▶ **Written exercise**: Copy out all the records, word for word.

::: Dataset excerpts :::

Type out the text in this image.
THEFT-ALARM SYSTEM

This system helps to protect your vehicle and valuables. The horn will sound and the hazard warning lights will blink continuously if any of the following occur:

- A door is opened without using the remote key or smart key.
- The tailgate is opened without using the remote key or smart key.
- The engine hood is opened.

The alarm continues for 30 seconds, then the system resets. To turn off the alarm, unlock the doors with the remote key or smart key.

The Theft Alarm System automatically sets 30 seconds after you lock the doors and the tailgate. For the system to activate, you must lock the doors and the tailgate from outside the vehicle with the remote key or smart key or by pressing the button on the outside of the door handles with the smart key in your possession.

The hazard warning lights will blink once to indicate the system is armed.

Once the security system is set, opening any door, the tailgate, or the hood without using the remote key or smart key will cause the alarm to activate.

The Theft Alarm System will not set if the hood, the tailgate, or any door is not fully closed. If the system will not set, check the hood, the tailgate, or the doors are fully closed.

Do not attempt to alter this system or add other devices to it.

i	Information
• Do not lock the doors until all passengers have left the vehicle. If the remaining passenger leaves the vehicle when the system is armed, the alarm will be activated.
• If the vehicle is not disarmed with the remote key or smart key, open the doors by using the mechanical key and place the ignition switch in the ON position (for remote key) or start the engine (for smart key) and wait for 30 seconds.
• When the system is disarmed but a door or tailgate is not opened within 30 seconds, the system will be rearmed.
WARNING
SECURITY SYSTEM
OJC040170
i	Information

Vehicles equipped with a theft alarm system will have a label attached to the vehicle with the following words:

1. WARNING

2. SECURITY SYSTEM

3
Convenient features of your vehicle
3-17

:::

▶ **Final result**:
Type out the text in this image.
THEFT-ALARM SYSTEM

This system helps to protect your vehicle and valuables. The horn will sound and the hazard warning lights will blink continuously if any of the following occur:

- A door is opened without using the remote key or smart key.
- The tailgate is opened without using the remote key or smart key.
- The engine hood is opened.

The alarm continues for 30 seconds, then the system resets. To turn off the alarm, unlock the doors with the remote key or smart key.

The Theft Alarm System automatically sets 30 seconds after you lock the doors and the tailgate. For the system to activate, you must lock the doors and the tailgate from outside the vehicle with the remote key or smart key or by pressing the button on the outside of the door handles with the smart key in your possession.

The hazard warning lights will blink once to indicate the system is armed.

Once the security system is set, opening any door, the tailgate, or the hood without using the remote key or smart key will cause the alarm to activate.

The Theft Alarm System will not set if the hood, the tailgate, or any door is not fully closed. If the system will not set, check the hood, the tailgate, or the doors are fully closed.

Do not attempt to alter this system or add other devices to it.

i	Information
• Do not lock the doors until all passengers have left the vehicle. If the remaining passenger leaves the vehicle when the system is armed, the alarm will be activated.
• If the vehicle is not disarmed with the remote key or smart key, open the doors by using the mechanical key and place the ignition switch in the ON position (for remote key) or start the engine (for smart key) and wait for 30 seconds.
• When the system is disarmed but a door or tailgate is not opened within 30 seconds, the system will be rearmed.
WARNING
SECURITY SYSTEM
OJC040170
i	Information

Vehicles equipped with a theft alarm system will have a label attached to the vehicle with the following words:

1. WARNING

2. SECURITY SYSTEM

3
Convenient features of your vehicle
3-17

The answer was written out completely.